Records contained in a dataset
###
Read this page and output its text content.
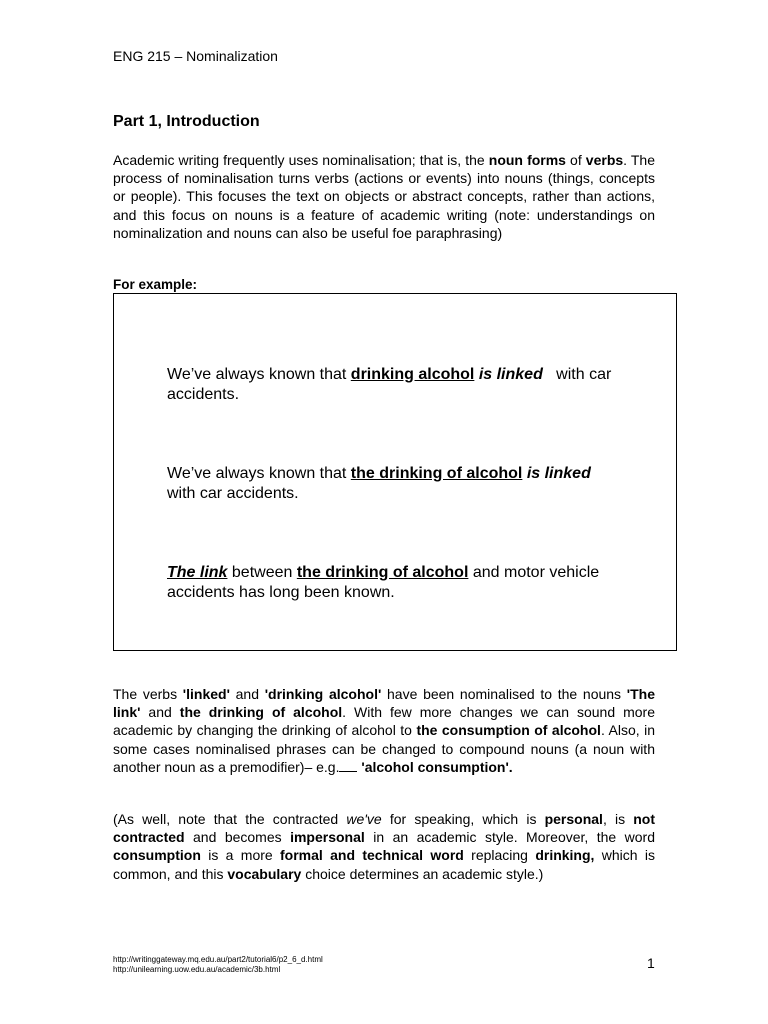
ENG 215 – Nominalization
Part 1, Introduction
Academic writing frequently uses nominalisation; that is, the noun forms of verbs. The process of nominalisation turns verbs (actions or events) into nouns (things, concepts or people). This focuses the text on objects or abstract concepts, rather than actions, and this focus on nouns is a feature of academic writing (note: understandings on nominalization and nouns can also be useful foe paraphrasing)
For example:
We’ve always known that drinking alcohol is linked   with car accidents.
We’ve always known that the drinking of alcohol is linked with car accidents.
The link between the drinking of alcohol and motor vehicle accidents has long been known.
The verbs 'linked' and 'drinking alcohol' have been nominalised to the nouns 'The link' and the drinking of alcohol. With few more changes we can sound more academic by changing the drinking of alcohol to the consumption of alcohol. Also, in some cases nominalised phrases can be changed to compound nouns (a noun with another noun as a premodifier)– e.g. 'alcohol consumption'.
(As well, note that the contracted we've for speaking, which is personal, is not contracted and becomes impersonal in an academic style. Moreover, the word consumption is a more formal and technical word replacing drinking, which is common, and this vocabulary choice determines an academic style.)
http://writinggateway.mq.edu.au/part2/tutorial6/p2_6_d.html
http://unilearning.uow.edu.au/academic/3b.html	1
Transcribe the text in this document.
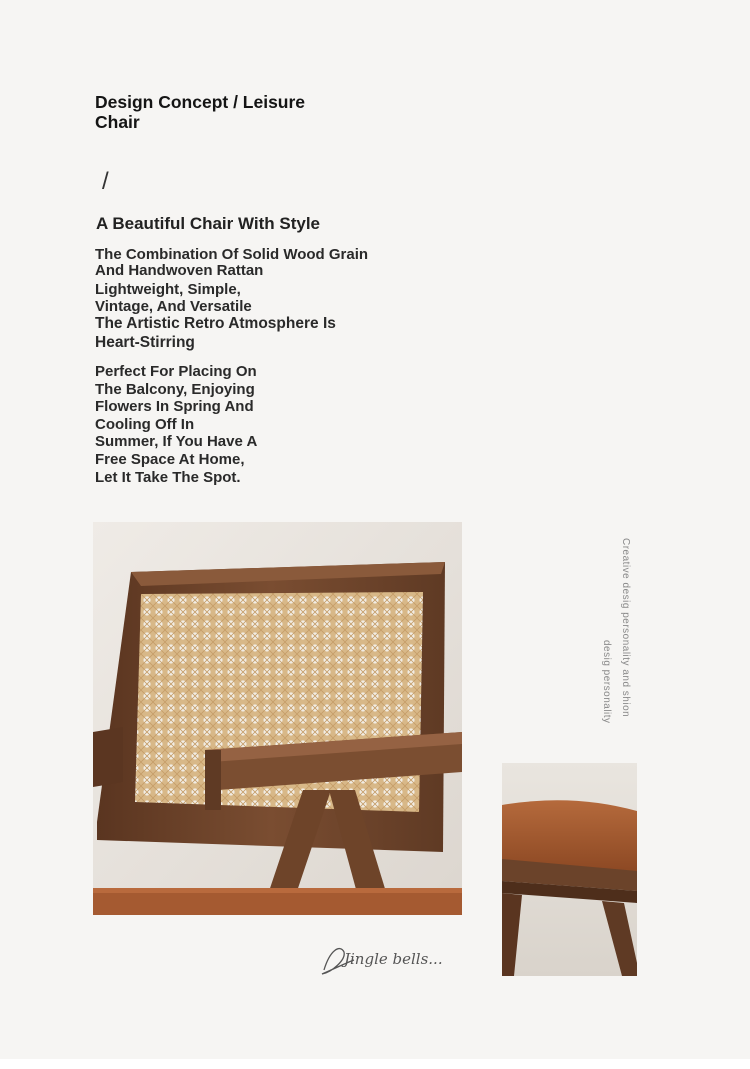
Design Concept / Leisure
Chair
/
A Beautiful Chair With Style
The Combination Of Solid Wood Grain
And Handwoven Rattan
Lightweight, Simple,
Vintage, And Versatile
The Artistic Retro Atmosphere Is
Heart-Stirring
Perfect For Placing On
The Balcony, Enjoying
Flowers In Spring And
Cooling Off In
Summer, If You Have A
Free Space At Home,
Let It Take The Spot.
Creative desig personality and shion
desig personality
Jingle bells...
###
STATED GOAL: Your task is to return the entries above exactly, with no pictures.

THE RESULT:
Read this page and output its text content.
ENG 215 – Nominalization
Part 1, Introduction
Academic writing frequently uses nominalisation; that is, the noun forms of verbs. The process of nominalisation turns verbs (actions or events) into nouns (things, concepts or people). This focuses the text on objects or abstract concepts, rather than actions, and this focus on nouns is a feature of academic writing (note: understandings on nominalization and nouns can also be useful foe paraphrasing)
For example:
We’ve always known that drinking alcohol is linked   with car accidents.
We’ve always known that the drinking of alcohol is linked with car accidents.
The link between the drinking of alcohol and motor vehicle accidents has long been known.
The verbs 'linked' and 'drinking alcohol' have been nominalised to the nouns 'The link' and the drinking of alcohol. With few more changes we can sound more academic by changing the drinking of alcohol to the consumption of alcohol. Also, in some cases nominalised phrases can be changed to compound nouns (a noun with another noun as a premodifier)– e.g. 'alcohol consumption'.
(As well, note that the contracted we've for speaking, which is personal, is not contracted and becomes impersonal in an academic style. Moreover, the word consumption is a more formal and technical word replacing drinking, which is common, and this vocabulary choice determines an academic style.)
http://writinggateway.mq.edu.au/part2/tutorial6/p2_6_d.html
http://unilearning.uow.edu.au/academic/3b.html	1
Transcribe the text in this document.
Design Concept / Leisure
Chair
/
A Beautiful Chair With Style
The Combination Of Solid Wood Grain
And Handwoven Rattan
Lightweight, Simple,
Vintage, And Versatile
The Artistic Retro Atmosphere Is
Heart-Stirring
Perfect For Placing On
The Balcony, Enjoying
Flowers In Spring And
Cooling Off In
Summer, If You Have A
Free Space At Home,
Let It Take The Spot.
Creative desig personality and shion
desig personality
Jingle bells...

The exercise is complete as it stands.